** start of MATERIAL FOR THE TASK **
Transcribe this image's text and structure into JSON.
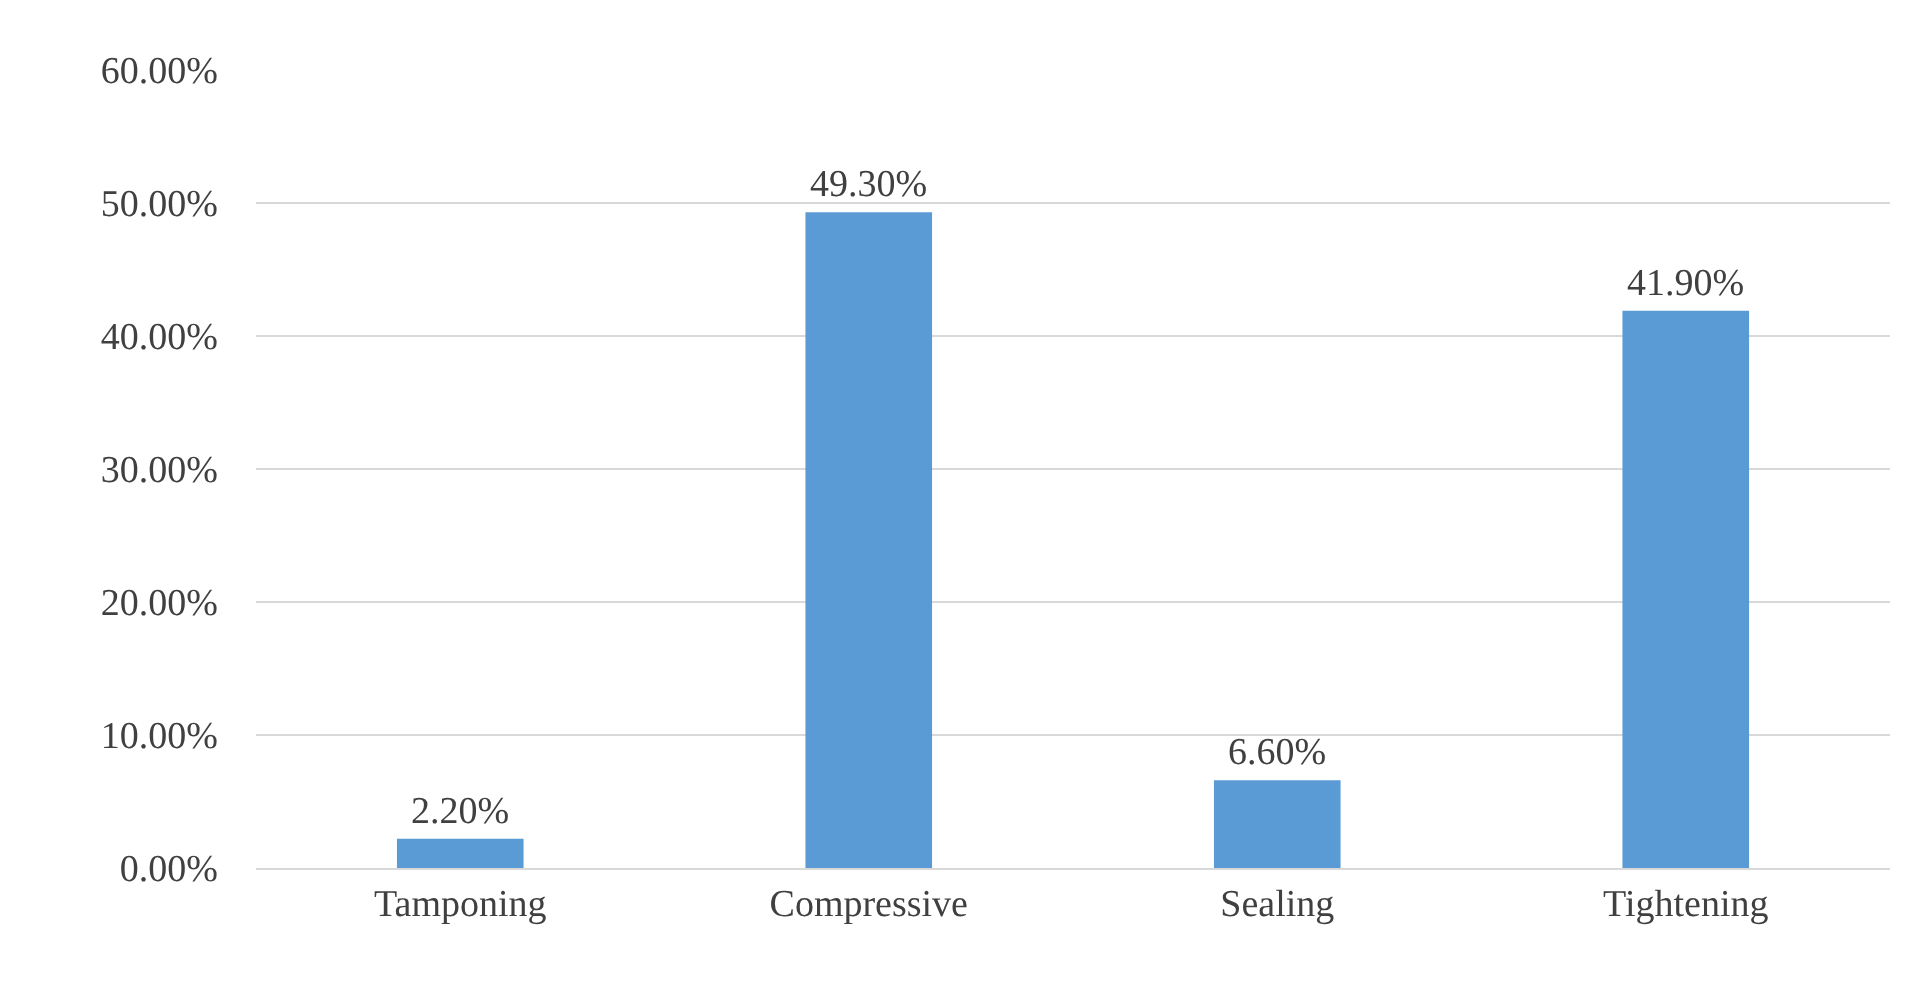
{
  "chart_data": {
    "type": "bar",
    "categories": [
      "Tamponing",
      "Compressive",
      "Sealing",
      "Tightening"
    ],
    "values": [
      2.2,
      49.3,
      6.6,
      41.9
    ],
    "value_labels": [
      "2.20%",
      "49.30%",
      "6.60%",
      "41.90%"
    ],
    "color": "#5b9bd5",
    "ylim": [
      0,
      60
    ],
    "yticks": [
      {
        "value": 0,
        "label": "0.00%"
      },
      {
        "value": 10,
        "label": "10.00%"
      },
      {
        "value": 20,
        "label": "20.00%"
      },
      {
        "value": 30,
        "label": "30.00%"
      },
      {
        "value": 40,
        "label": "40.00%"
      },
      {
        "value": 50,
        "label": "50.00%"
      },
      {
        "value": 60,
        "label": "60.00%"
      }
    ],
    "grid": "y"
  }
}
** end of MATERIAL FOR THE TASK **
** start of MATERIAL FOR THE TASK **
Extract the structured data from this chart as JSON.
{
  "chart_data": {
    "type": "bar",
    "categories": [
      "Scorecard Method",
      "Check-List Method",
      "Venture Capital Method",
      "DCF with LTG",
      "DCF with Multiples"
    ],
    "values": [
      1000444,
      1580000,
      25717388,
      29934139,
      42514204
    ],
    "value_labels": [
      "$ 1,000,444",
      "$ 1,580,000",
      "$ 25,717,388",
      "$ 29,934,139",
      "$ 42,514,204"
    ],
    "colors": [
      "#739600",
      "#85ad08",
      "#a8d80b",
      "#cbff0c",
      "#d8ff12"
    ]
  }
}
** end of MATERIAL FOR THE TASK **
Extract every line that has the string "JSON" in it.

• **FINAL RESULT**
Transcribe this image's text and structure into JSON.
Extract the structured data from this chart as JSON.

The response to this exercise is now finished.